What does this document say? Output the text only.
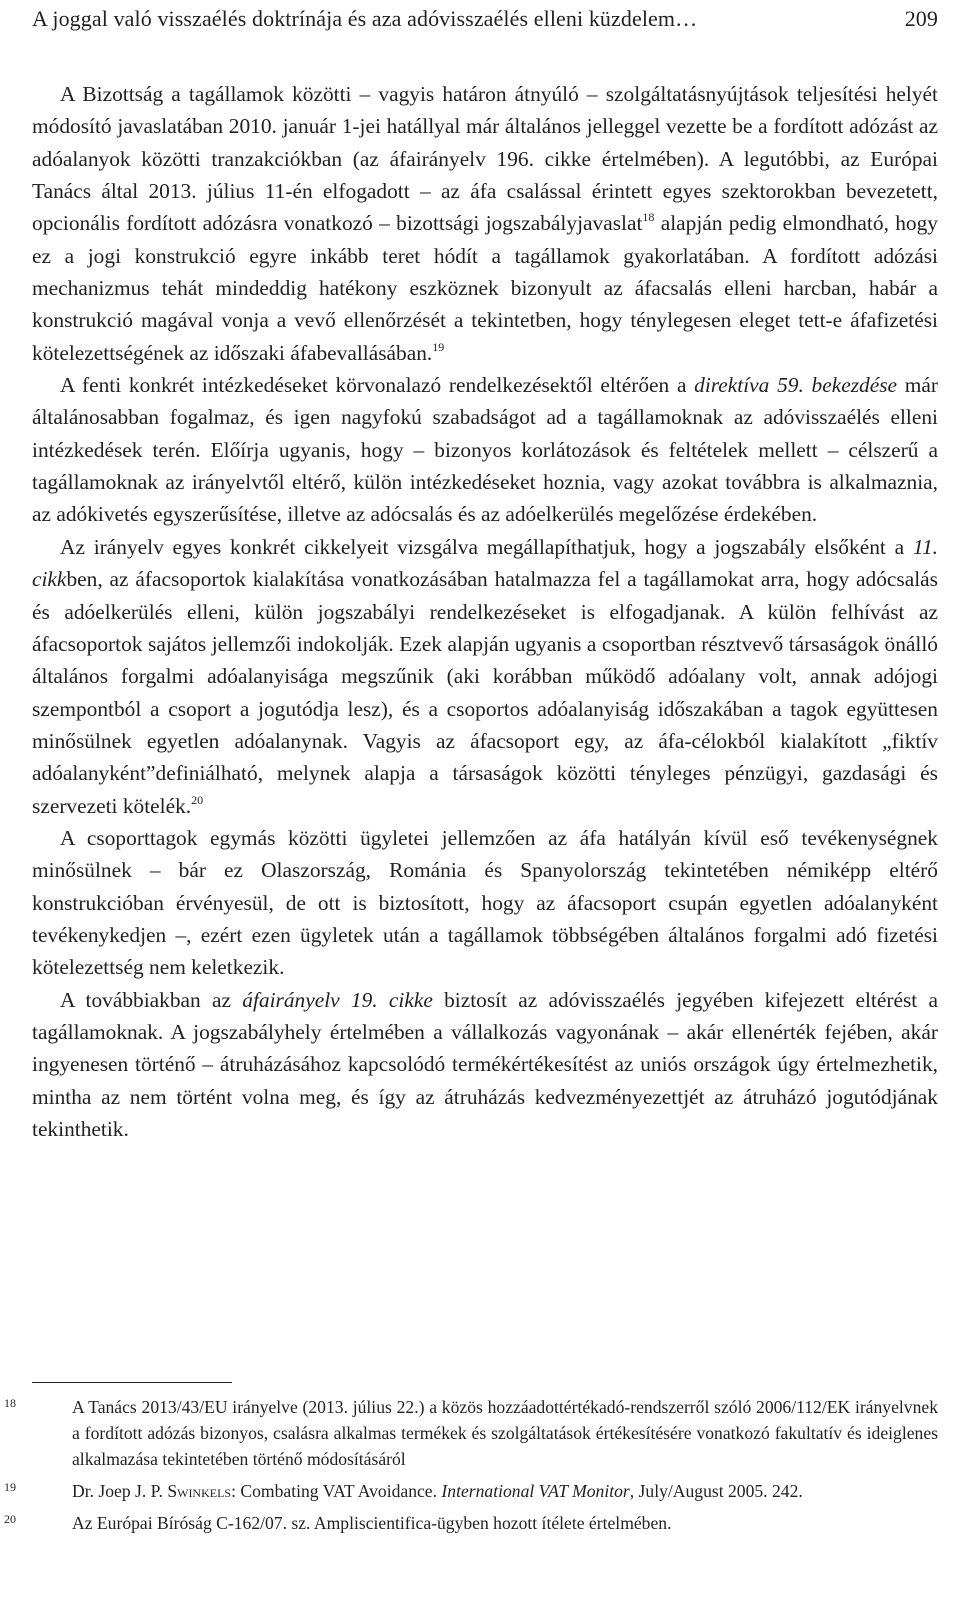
A joggal való visszaélés doktrínája és aza adóvisszaélés elleni küzdelem…	209

A Bizottság a tagállamok közötti – vagyis határon átnyúló – szolgáltatásnyújtások teljesítési helyét módosító javaslatában 2010. január 1-jei hatállyal már általános jelleggel vezette be a fordított adózást az adóalanyok közötti tranzakciókban (az áfairányelv 196. cikke értelmében). A legutóbbi, az Európai Tanács által 2013. július 11-én elfogadott – az áfa csalással érintett egyes szektorokban bevezetett, opcionális fordított adózásra vonatkozó – bizottsági jogszabályjavaslat$^{18}$ alapján pedig elmondható, hogy ez a jogi konstrukció egyre inkább teret hódít a tagállamok gyakorlatában. A fordított adózási mechanizmus tehát mindeddig hatékony eszköznek bizonyult az áfacsalás elleni harcban, habár a konstrukció magával vonja a vevő ellenőrzését a tekintetben, hogy ténylegesen eleget tett-e áfafizetési kötelezettségének az időszaki áfabevallásában.$^{19}$

A fenti konkrét intézkedéseket körvonalazó rendelkezésektől eltérően a direktíva 59. bekezdése már általánosabban fogalmaz, és igen nagyfokú szabadságot ad a tagállamoknak az adóvisszaélés elleni intézkedések terén. Előírja ugyanis, hogy – bizonyos korlátozások és feltételek mellett – célszerű a tagállamoknak az irányelvtől eltérő, külön intézkedéseket hoznia, vagy azokat továbbra is alkalmaznia, az adókivetés egyszerűsítése, illetve az adócsalás és az adóelkerülés megelőzése érdekében.

Az irányelv egyes konkrét cikkelyeit vizsgálva megállapíthatjuk, hogy a jogszabály elsőként a 11. cikkben, az áfacsoportok kialakítása vonatkozásában hatalmazza fel a tagállamokat arra, hogy adócsalás és adóelkerülés elleni, külön jogszabályi rendelkezéseket is elfogadjanak. A külön felhívást az áfacsoportok sajátos jellemzői indokolják. Ezek alapján ugyanis a csoportban résztvevő társaságok önálló általános forgalmi adóalanyisága megszűnik (aki korábban működő adóalany volt, annak adójogi szempontból a csoport a jogutódja lesz), és a csoportos adóalanyiság időszakában a tagok együttesen minősülnek egyetlen adóalanynak. Vagyis az áfacsoport egy, az áfa-célokból kialakított „fiktív adóalanyként”definiálható, melynek alapja a társaságok közötti tényleges pénzügyi, gazdasági és szervezeti kötelék.$^{20}$

A csoporttagok egymás közötti ügyletei jellemzően az áfa hatályán kívül eső tevékenységnek minősülnek – bár ez Olaszország, Románia és Spanyolország tekintetében némiképp eltérő konstrukcióban érvényesül, de ott is biztosított, hogy az áfacsoport csupán egyetlen adóalanyként tevékenykedjen –, ezért ezen ügyletek után a tagállamok többségében általános forgalmi adó fizetési kötelezettség nem keletkezik.

A továbbiakban az áfairányelv 19. cikke biztosít az adóvisszaélés jegyében kifejezett eltérést a tagállamoknak. A jogszabályhely értelmében a vállalkozás vagyonának – akár ellenérték fejében, akár ingyenesen történő – átruházásához kapcsolódó termékértékesítést az uniós országok úgy értelmezhetik, mintha az nem történt volna meg, és így az átruházás kedvezményezettjét az átruházó jogutódjának tekinthetik.

18	A Tanács 2013/43/EU irányelve (2013. július 22.) a közös hozzáadottértékadó-rendszerről szóló 2006/112/EK irányelvnek a fordított adózás bizonyos, csalásra alkalmas termékek és szolgáltatások értékesítésére vonatkozó fakultatív és ideiglenes alkalmazása tekintetében történő módosításáról
19	Dr. Joep J. P. Swinkels: Combating VAT Avoidance. International VAT Monitor, July/August 2005. 242.
20	Az Európai Bíróság C-162/07. sz. Ampliscientifica-ügyben hozott ítélete értelmében.
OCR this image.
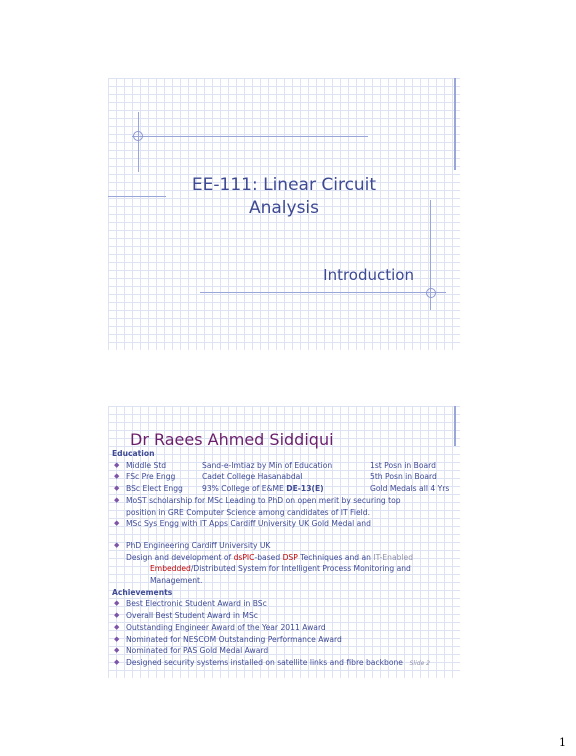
EE-111: Linear Circuit
Analysis
Introduction
Dr Raees Ahmed Siddiqui
Education
◆ Middle Std	Sand-e-Imtiaz by Min of Education	1st Posn in Board
◆ FSc Pre Engg	Cadet College Hasanabdal	5th Posn in Board
◆ BSc Elect Engg	93% College of E&ME DE-13(E)	Gold Medals all 4 Yrs
◆ MoST scholarship for MSc Leading to PhD on open merit by securing top
position in GRE Computer Science among candidates of IT Field.
◆ MSc Sys Engg with IT Apps Cardiff University UK Gold Medal and
◆ PhD Engineering Cardiff University UK
Design and development of dsPIC-based DSP Techniques and an IT-Enabled
Embedded/Distributed System for Intelligent Process Monitoring and
Management.
Achievements
◆ Best Electronic Student Award in BSc
◆ Overall Best Student Award in MSc
◆ Outstanding Engineer Award of the Year 2011 Award
◆ Nominated for NESCOM Outstanding Performance Award
◆ Nominated for PAS Gold Medal Award
◆ Designed security systems installed on satellite links and fibre backbone	Slide 2
1
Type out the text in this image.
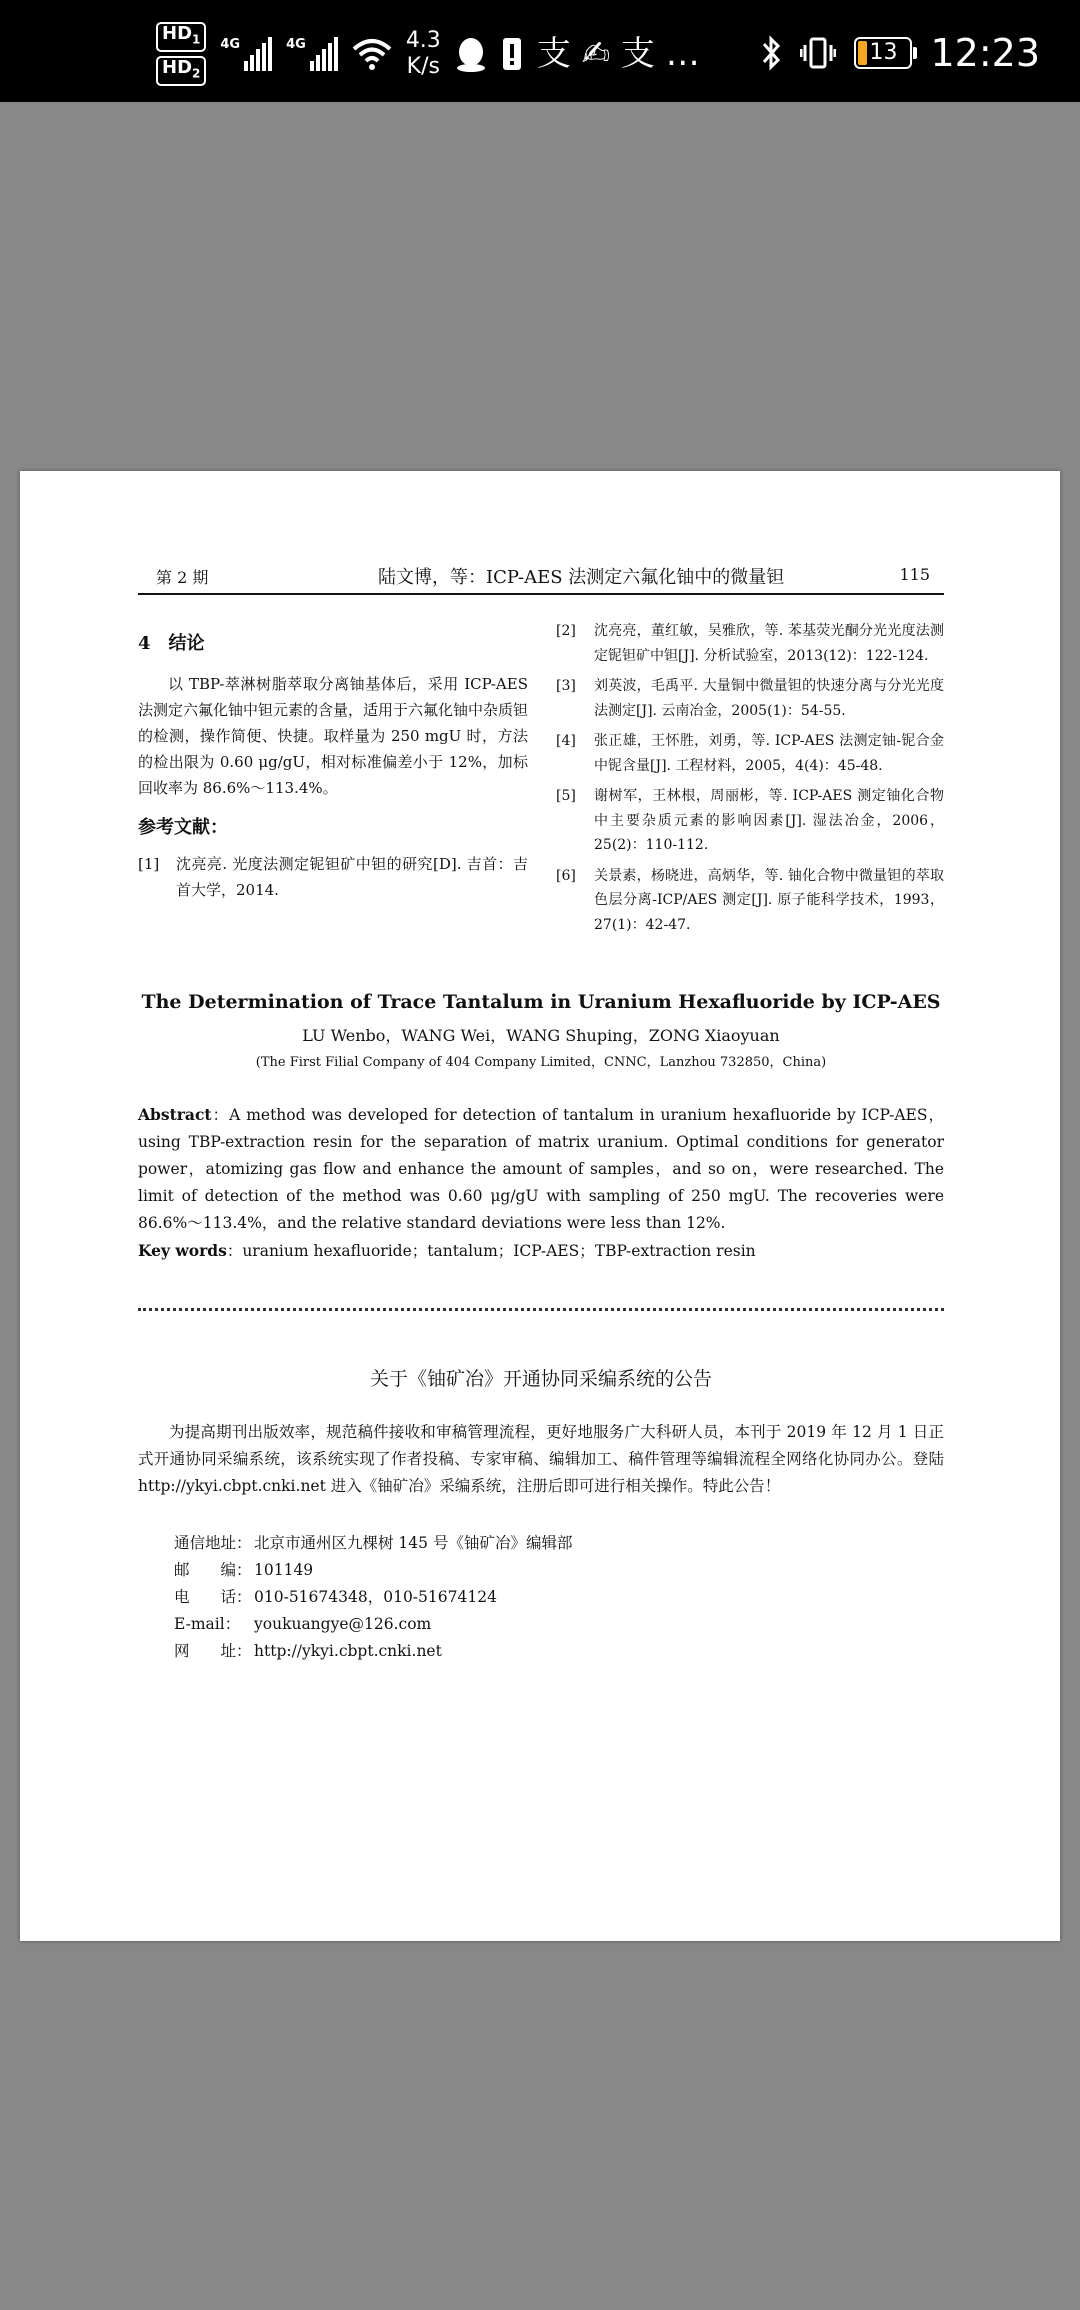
$HD_1$
$HD_2$
4G	4G	4.3
K/s	支 ✍ 支 …	13 12:23
第 2 期	陆文博，等：ICP-AES 法测定六氟化铀中的微量钽	115
4 结论

以 TBP-萃淋树脂萃取分离铀基体后，采用 ICP-AES 法测定六氟化铀中钽元素的含量，适用于六氟化铀中杂质钽的检测，操作简便、快捷。取样量为 250 mgU 时，方法的检出限为 0.60 μg/gU，相对标准偏差小于 12%，加标回收率为 86.6%～113.4%。

参考文献：
[1]	沈亮亮. 光度法测定铌钽矿中钽的研究[D]. 吉首：吉首大学，2014.
[2]	沈亮亮，董红敏，吴雅欣，等. 苯基荧光酮分光光度法测定铌钽矿中钽[J]. 分析试验室，2013(12)：122-124.
[3]	刘英波，毛禹平. 大量铜中微量钽的快速分离与分光光度法测定[J]. 云南冶金，2005(1)：54-55.
[4]	张正雄，王怀胜，刘勇，等. ICP-AES 法测定铀-铌合金中铌含量[J]. 工程材料，2005，4(4)：45-48.
[5]	谢树军，王林根，周丽彬，等. ICP-AES 测定铀化合物中主要杂质元素的影响因素[J]. 湿法冶金，2006，25(2)：110-112.
[6]	关景素，杨晓进，高炳华，等. 铀化合物中微量钽的萃取色层分离-ICP/AES 测定[J]. 原子能科学技术，1993，27(1)：42-47.
The Determination of Trace Tantalum in Uranium Hexafluoride by ICP-AES
LU Wenbo，WANG Wei，WANG Shuping，ZONG Xiaoyuan
(The First Filial Company of 404 Company Limited，CNNC，Lanzhou 732850，China)

Abstract：A method was developed for detection of tantalum in uranium hexafluoride by ICP-AES，using TBP-extraction resin for the separation of matrix uranium. Optimal conditions for generator power，atomizing gas flow and enhance the amount of samples，and so on，were researched. The limit of detection of the method was 0.60 μg/gU with sampling of 250 mgU. The recoveries were 86.6%～113.4%，and the relative standard deviations were less than 12%.

Key words：uranium hexafluoride；tantalum；ICP-AES；TBP-extraction resin
关于《铀矿冶》开通协同采编系统的公告

为提高期刊出版效率，规范稿件接收和审稿管理流程，更好地服务广大科研人员，本刊于 2019 年 12 月 1 日正式开通协同采编系统，该系统实现了作者投稿、专家审稿、编辑加工、稿件管理等编辑流程全网络化协同办公。登陆 http://ykyi.cbpt.cnki.net 进入《铀矿冶》采编系统，注册后即可进行相关操作。特此公告！

通信地址： 北京市通州区九棵树 145 号《铀矿冶》编辑部
邮　　编： 101149
电　　话： 010-51674348，010-51674124
E-mail： youkuangye@126.com
网　　址： http://ykyi.cbpt.cnki.net
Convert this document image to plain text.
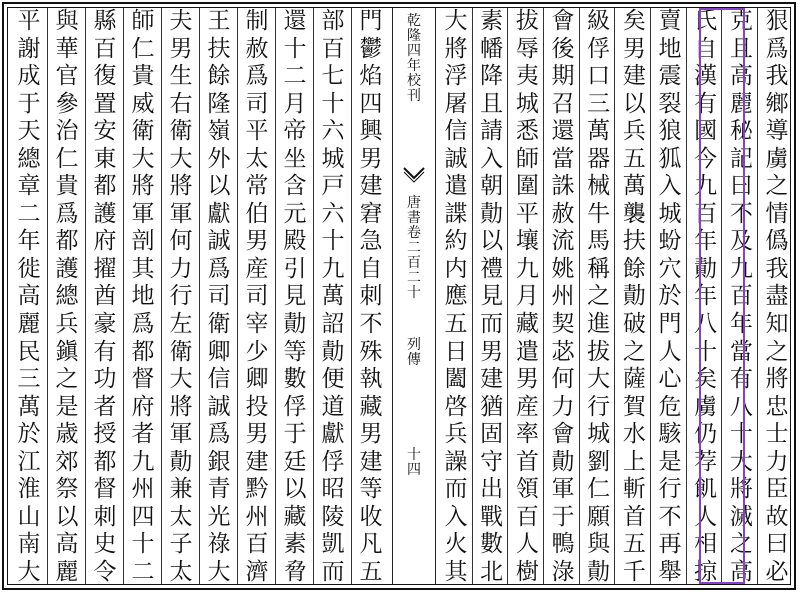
狠
爲
我
鄉
導
虜
之
情
僞
我
盡
知
之
將
忠
士
力
臣
故
曰
必
克
且
高
麗
秘
記
曰
不
及
九
百
年
當
有
八
十
大
將
滅
之
高
氏
自
漢
有
國
今
九
百
年
勣
年
八
十
矣
虜
仍
荐
飢
人
相
掠
賣
地
震
裂
狼
狐
入
城
蚡
穴
於
門
人
心
危
駭
是
行
不
再
舉
矣
男
建
以
兵
五
萬
襲
扶
餘
勣
破
之
薩
賀
水
上
斬
首
五
千
級
俘
口
三
萬
器
械
牛
馬
稱
之
進
拔
大
行
城
劉
仁
願
與
勣
會
後
期
召
還
當
誅
赦
流
姚
州
契
苾
何
力
會
勣
軍
于
鴨
淥
拔
辱
夷
城
悉
師
圍
平
壤
九
月
藏
遣
男
産
率
首
領
百
人
樹
素
幡
降
且
請
入
朝
勣
以
禮
見
而
男
建
猶
固
守
出
戰
數
北
大
將
浮
屠
信
誠
遣
諜
約
内
應
五
日
闔
啓
兵
譟
而
入
火
其
門
鬱
焰
四
興
男
建
窘
急
自
刺
不
殊
執
藏
男
建
等
收
凡
五
部
百
七
十
六
城
戸
六
十
九
萬
詔
勣
便
道
獻
俘
昭
陵
凱
而
還
十
二
月
帝
坐
含
元
殿
引
見
勣
等
數
俘
于
廷
以
藏
素
脅
制
赦
爲
司
平
太
常
伯
男
産
司
宰
少
卿
投
男
建
黔
州
百
濟
王
扶
餘
隆
嶺
外
以
獻
誠
爲
司
衛
卿
信
誠
爲
銀
青
光
祿
大
夫
男
生
右
衛
大
將
軍
何
力
行
左
衛
大
將
軍
勣
兼
太
子
太
師
仁
貴
威
衛
大
將
軍
剖
其
地
爲
都
督
府
者
九
州
四
十
二
縣
百
復
置
安
東
都
護
府
擢
酋
豪
有
功
者
授
都
督
刺
史
令
與
華
官
參
治
仁
貴
爲
都
護
總
兵
鎭
之
是
歳
郊
祭
以
高
麗
平
謝
成
于
天
總
章
二
年
徙
高
麗
民
三
萬
於
江
淮
山
南
大
乾
隆
四
年
校
刊
唐
書
卷
二
百
二
十
列
傳
十
四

━━━━━━━━━━

**Instructions for the task**
Your answer should be a single number: how many lines of the material contain the word "Posn".

**Task result**
2